TO DO: Extract the whole listing as it stands. Do not include the pictures.

--- Start RECORDS TO PROCESS ---

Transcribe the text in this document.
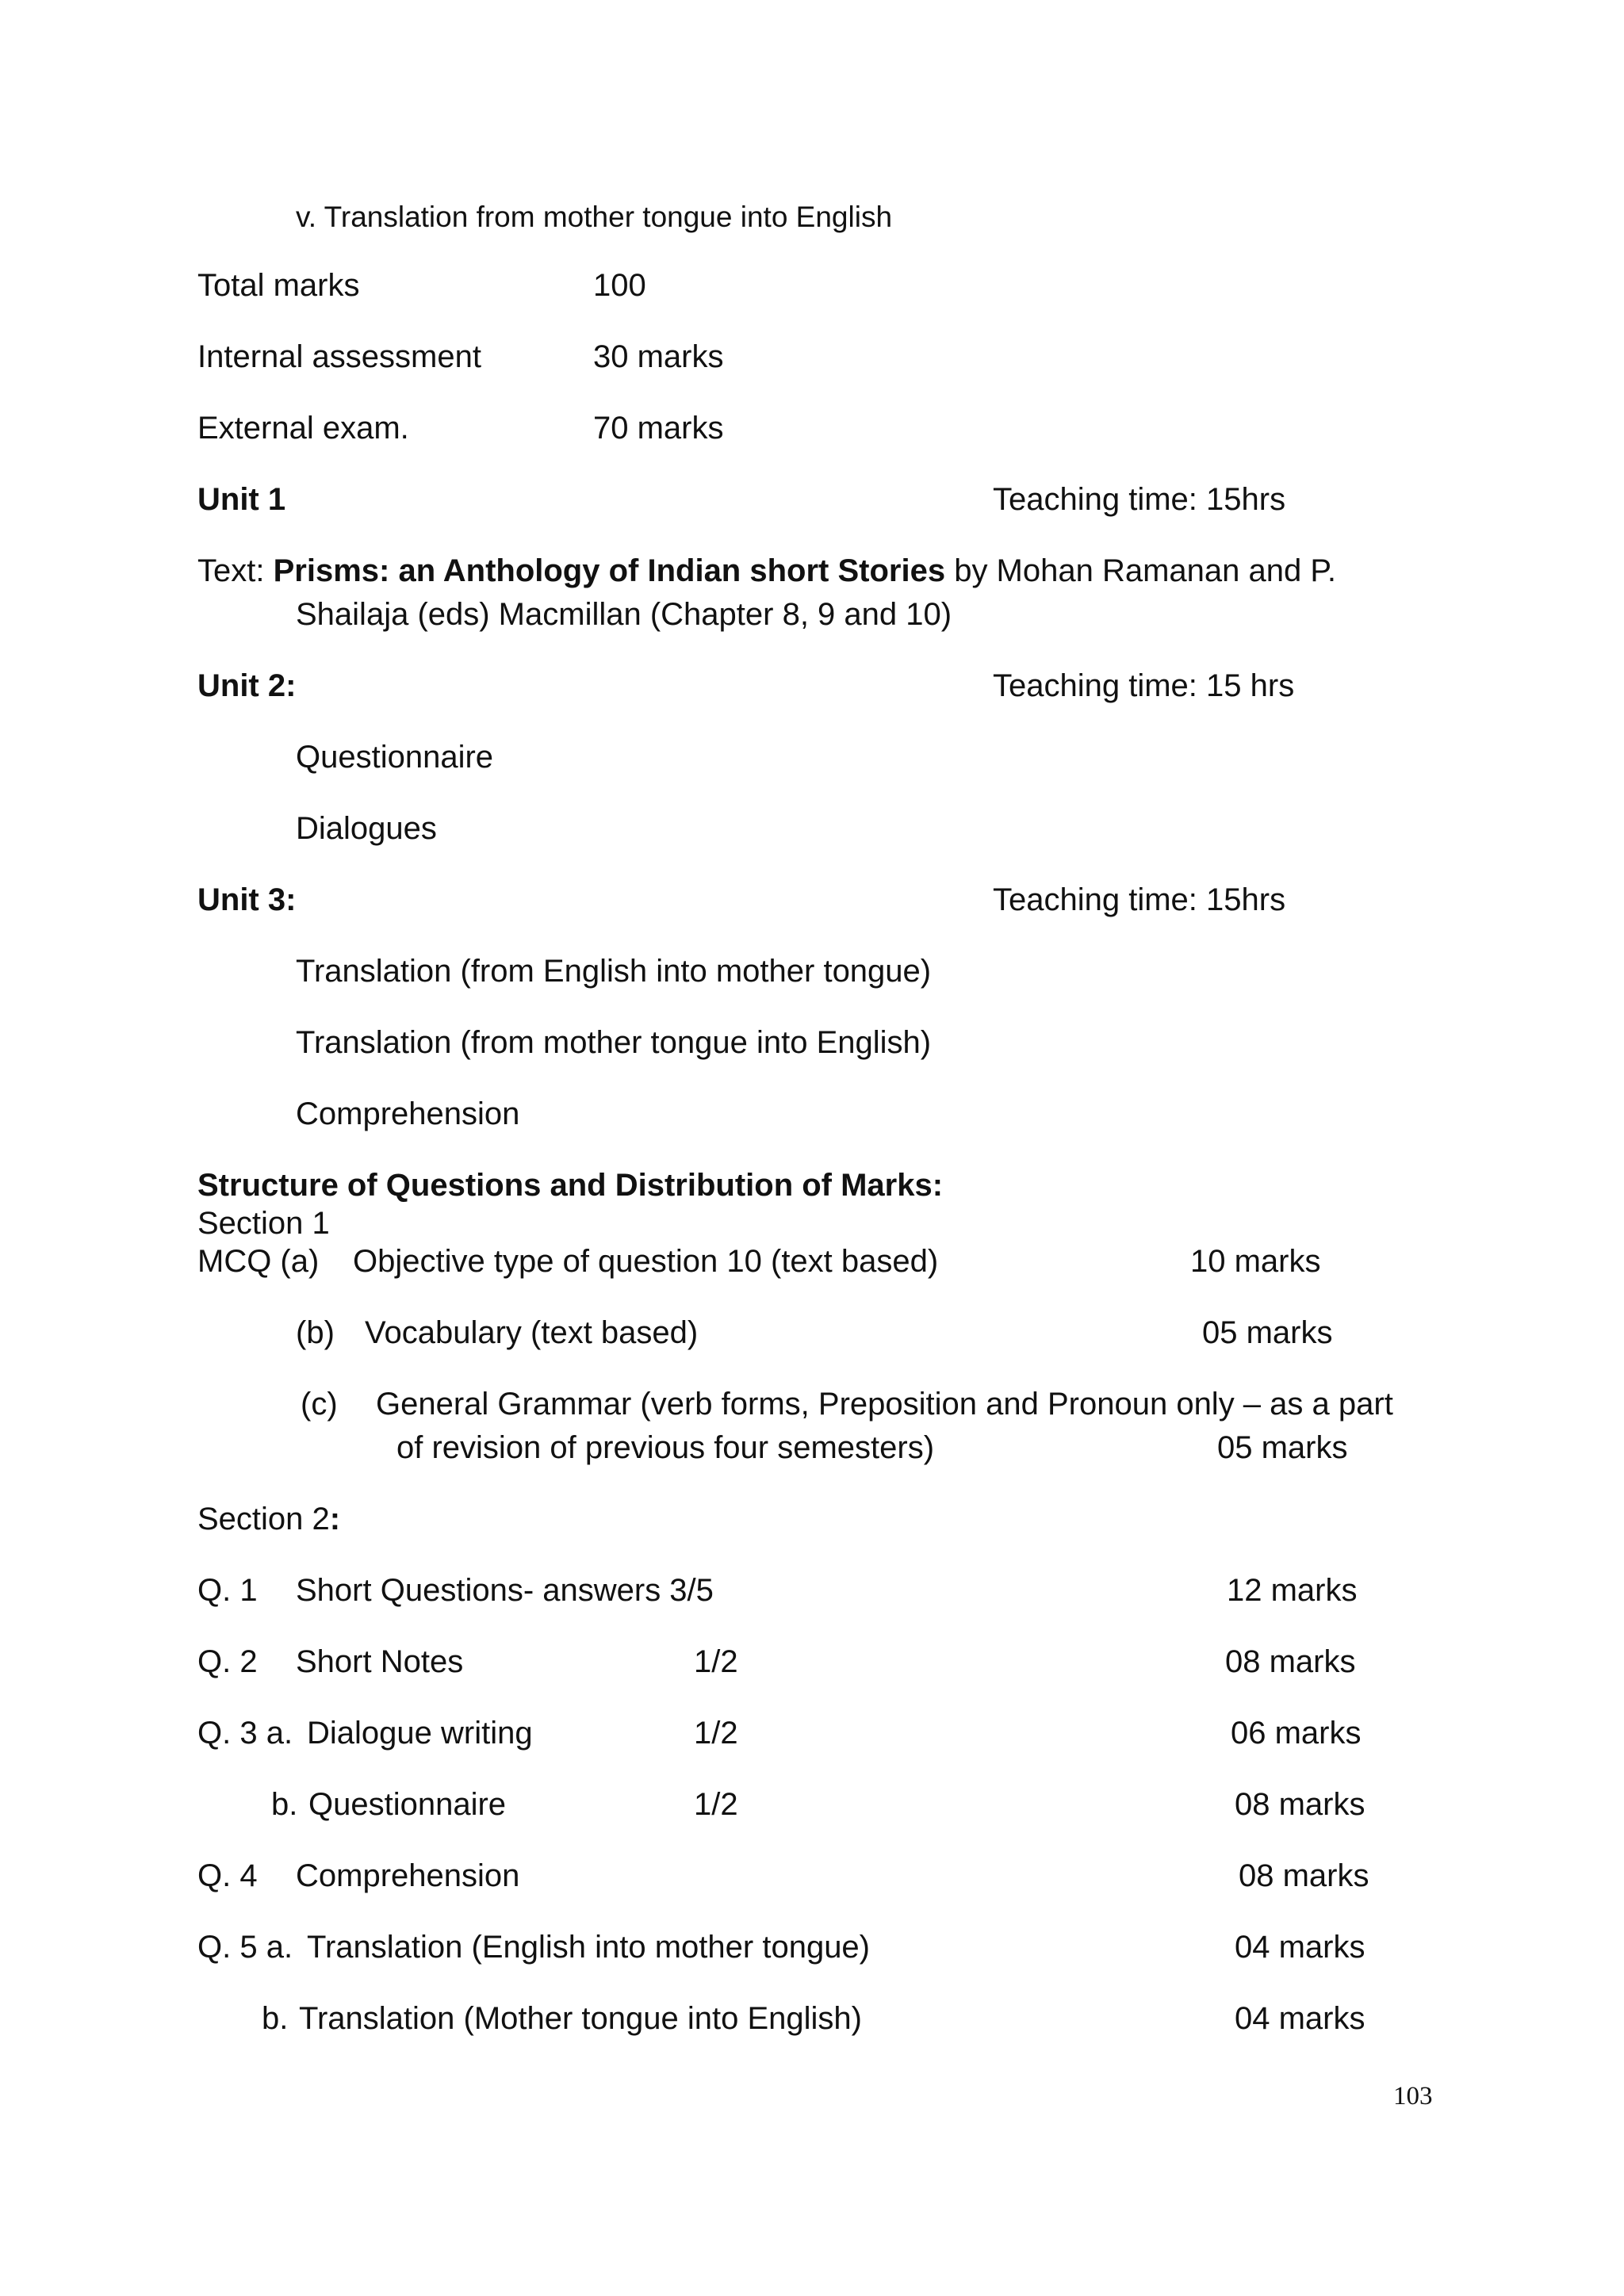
v. Translation from mother tongue into English
Total marks	100
Internal assessment	30 marks
External exam.	70 marks
Unit 1	Teaching time: 15hrs
Text: Prisms: an Anthology of Indian short Stories by Mohan Ramanan and P.
Shailaja (eds) Macmillan (Chapter 8, 9 and 10)
Unit 2:	Teaching time: 15 hrs
Questionnaire
Dialogues
Unit 3:	Teaching time: 15hrs
Translation (from English into mother tongue)
Translation (from mother tongue into English)
Comprehension
Structure of Questions and Distribution of Marks:
Section 1
MCQ (a) Objective type of question 10 (text based)	10 marks
(b) Vocabulary (text based)	05 marks
(c) General Grammar (verb forms, Preposition and Pronoun only – as a part
of revision of previous four semesters)	05 marks
Section 2:
Q. 1 Short Questions- answers 3/5	12 marks
Q. 2 Short Notes	1/2	08 marks
Q. 3 a. Dialogue writing	1/2	06 marks
b. Questionnaire	1/2	08 marks
Q. 4 Comprehension	08 marks
Q. 5 a. Translation (English into mother tongue)	04 marks
b. Translation (Mother tongue into English)	04 marks
103
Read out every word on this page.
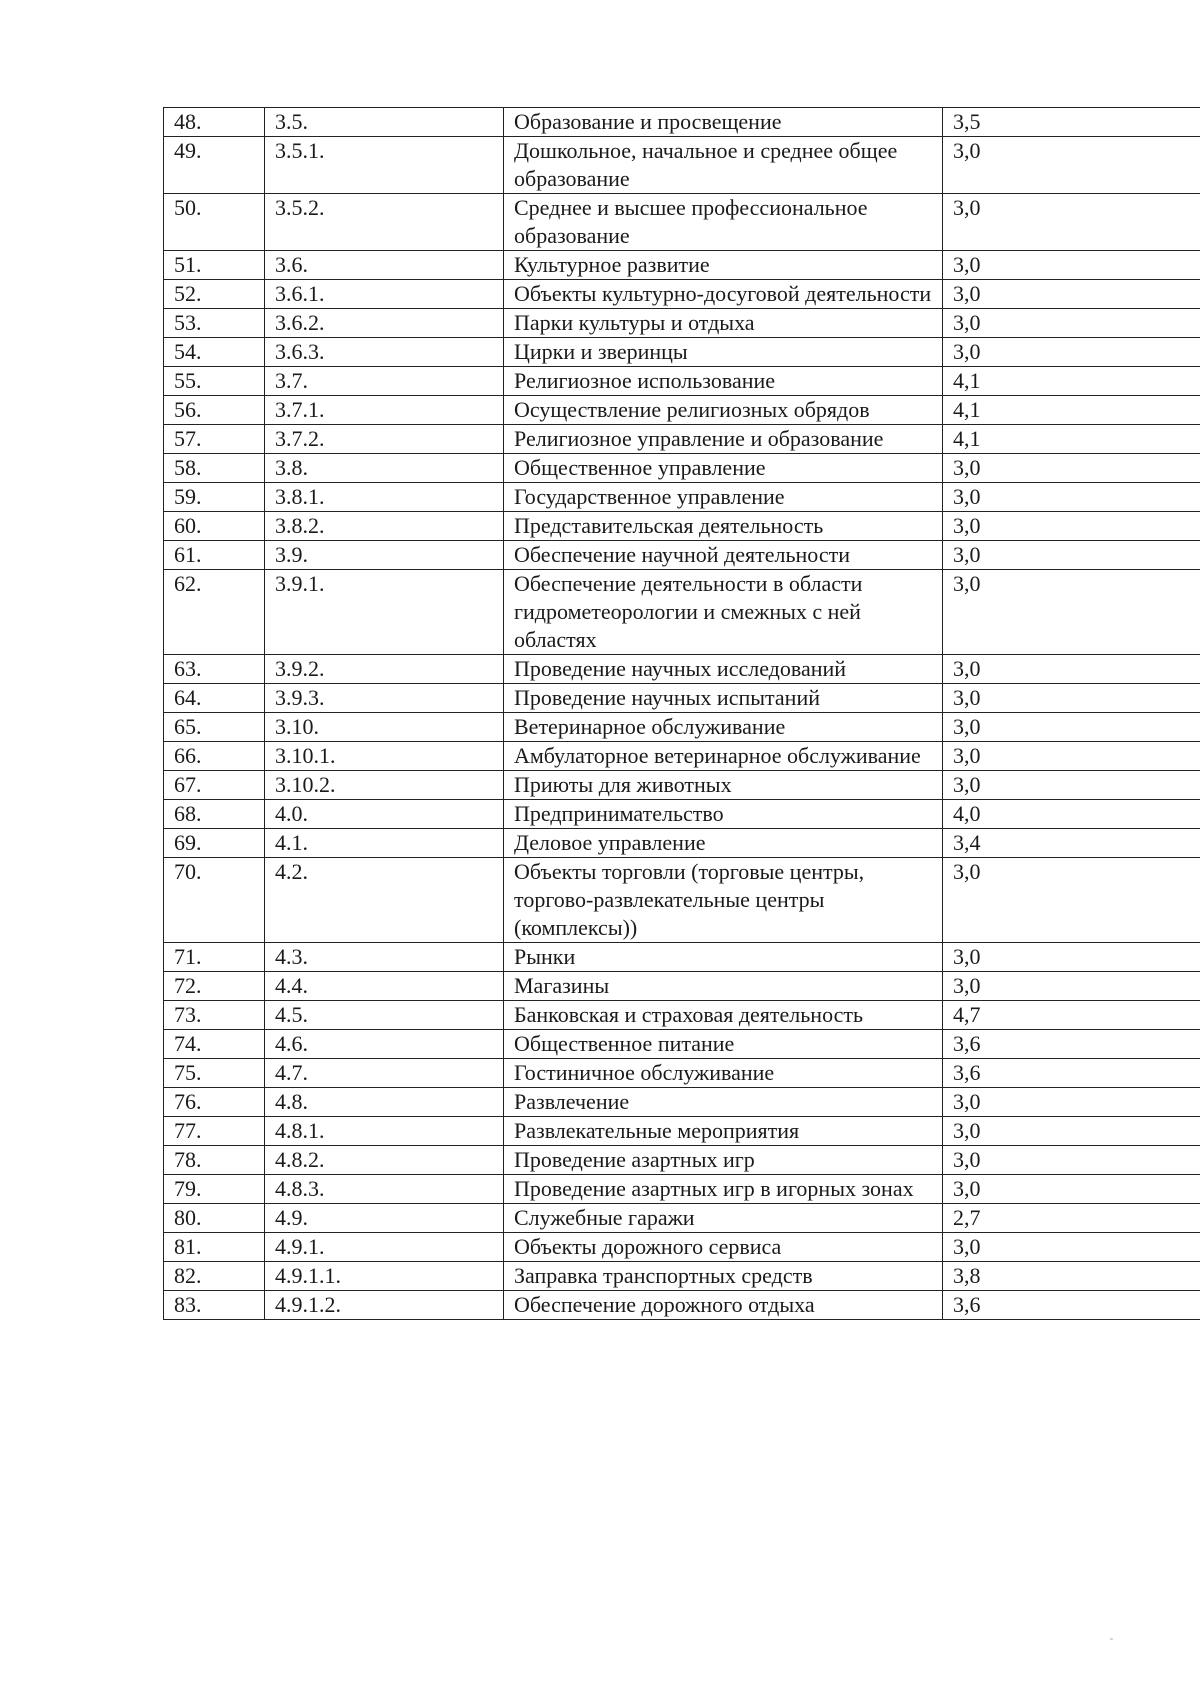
48.	3.5.	Образование и просвещение	3,5

49.	3.5.1.	Дошкольное, начальное и среднее общее образование	3,0

50.	3.5.2.	Среднее и высшее профессиональное образование	3,0

51.	3.6.	Культурное развитие	3,0

52.	3.6.1.	Объекты культурно-досуговой деятельности	3,0

53.	3.6.2.	Парки культуры и отдыха	3,0

54.	3.6.3.	Цирки и зверинцы	3,0

55.	3.7.	Религиозное использование	4,1

56.	3.7.1.	Осуществление религиозных обрядов	4,1

57.	3.7.2.	Религиозное управление и образование	4,1

58.	3.8.	Общественное управление	3,0

59.	3.8.1.	Государственное управление	3,0

60.	3.8.2.	Представительская деятельность	3,0

61.	3.9.	Обеспечение научной деятельности	3,0

62.	3.9.1.	Обеспечение деятельности в области гидрометеорологии и смежных с ней областях	3,0

63.	3.9.2.	Проведение научных исследований	3,0

64.	3.9.3.	Проведение научных испытаний	3,0

65.	3.10.	Ветеринарное обслуживание	3,0

66.	3.10.1.	Амбулаторное ветеринарное обслуживание	3,0

67.	3.10.2.	Приюты для животных	3,0

68.	4.0.	Предпринимательство	4,0

69.	4.1.	Деловое управление	3,4

70.	4.2.	Объекты торговли (торговые центры, торгово-развлекательные центры (комплексы))	3,0

71.	4.3.	Рынки	3,0

72.	4.4.	Магазины	3,0

73.	4.5.	Банковская и страховая деятельность	4,7

74.	4.6.	Общественное питание	3,6

75.	4.7.	Гостиничное обслуживание	3,6

76.	4.8.	Развлечение	3,0

77.	4.8.1.	Развлекательные мероприятия	3,0

78.	4.8.2.	Проведение азартных игр	3,0

79.	4.8.3.	Проведение азартных игр в игорных зонах	3,0

80.	4.9.	Служебные гаражи	2,7

81.	4.9.1.	Объекты дорожного сервиса	3,0

82.	4.9.1.1.	Заправка транспортных средств	3,8

83.	4.9.1.2.	Обеспечение дорожного отдыха	3,6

--- End RECORDS TO PROCESS ---

SOLUTION TO THIS EXERCISE:
Transcribe the text in this document.
v. Translation from mother tongue into English
Total marks	100
Internal assessment	30 marks
External exam.	70 marks
Unit 1	Teaching time: 15hrs
Text: Prisms: an Anthology of Indian short Stories by Mohan Ramanan and P.
Shailaja (eds) Macmillan (Chapter 8, 9 and 10)
Unit 2:	Teaching time: 15 hrs
Questionnaire
Dialogues
Unit 3:	Teaching time: 15hrs
Translation (from English into mother tongue)
Translation (from mother tongue into English)
Comprehension
Structure of Questions and Distribution of Marks:
Section 1
MCQ (a) Objective type of question 10 (text based)	10 marks
(b) Vocabulary (text based)	05 marks
(c) General Grammar (verb forms, Preposition and Pronoun only – as a part
of revision of previous four semesters)	05 marks
Section 2:
Q. 1 Short Questions- answers 3/5	12 marks
Q. 2 Short Notes	1/2	08 marks
Q. 3 a. Dialogue writing	1/2	06 marks
b. Questionnaire	1/2	08 marks
Q. 4 Comprehension	08 marks
Q. 5 a. Translation (English into mother tongue)	04 marks
b. Translation (Mother tongue into English)	04 marks
103
Read out every word on this page.
48.	3.5.	Образование и просвещение	3,5

49.	3.5.1.	Дошкольное, начальное и среднее общее образование	3,0

50.	3.5.2.	Среднее и высшее профессиональное образование	3,0

51.	3.6.	Культурное развитие	3,0

52.	3.6.1.	Объекты культурно-досуговой деятельности	3,0

53.	3.6.2.	Парки культуры и отдыха	3,0

54.	3.6.3.	Цирки и зверинцы	3,0

55.	3.7.	Религиозное использование	4,1

56.	3.7.1.	Осуществление религиозных обрядов	4,1

57.	3.7.2.	Религиозное управление и образование	4,1

58.	3.8.	Общественное управление	3,0

59.	3.8.1.	Государственное управление	3,0

60.	3.8.2.	Представительская деятельность	3,0

61.	3.9.	Обеспечение научной деятельности	3,0

62.	3.9.1.	Обеспечение деятельности в области гидрометеорологии и смежных с ней областях	3,0

63.	3.9.2.	Проведение научных исследований	3,0

64.	3.9.3.	Проведение научных испытаний	3,0

65.	3.10.	Ветеринарное обслуживание	3,0

66.	3.10.1.	Амбулаторное ветеринарное обслуживание	3,0

67.	3.10.2.	Приюты для животных	3,0

68.	4.0.	Предпринимательство	4,0

69.	4.1.	Деловое управление	3,4

70.	4.2.	Объекты торговли (торговые центры, торгово-развлекательные центры (комплексы))	3,0

71.	4.3.	Рынки	3,0

72.	4.4.	Магазины	3,0

73.	4.5.	Банковская и страховая деятельность	4,7

74.	4.6.	Общественное питание	3,6

75.	4.7.	Гостиничное обслуживание	3,6

76.	4.8.	Развлечение	3,0

77.	4.8.1.	Развлекательные мероприятия	3,0

78.	4.8.2.	Проведение азартных игр	3,0

79.	4.8.3.	Проведение азартных игр в игорных зонах	3,0

80.	4.9.	Служебные гаражи	2,7

81.	4.9.1.	Объекты дорожного сервиса	3,0

82.	4.9.1.1.	Заправка транспортных средств	3,8

83.	4.9.1.2.	Обеспечение дорожного отдыха	3,6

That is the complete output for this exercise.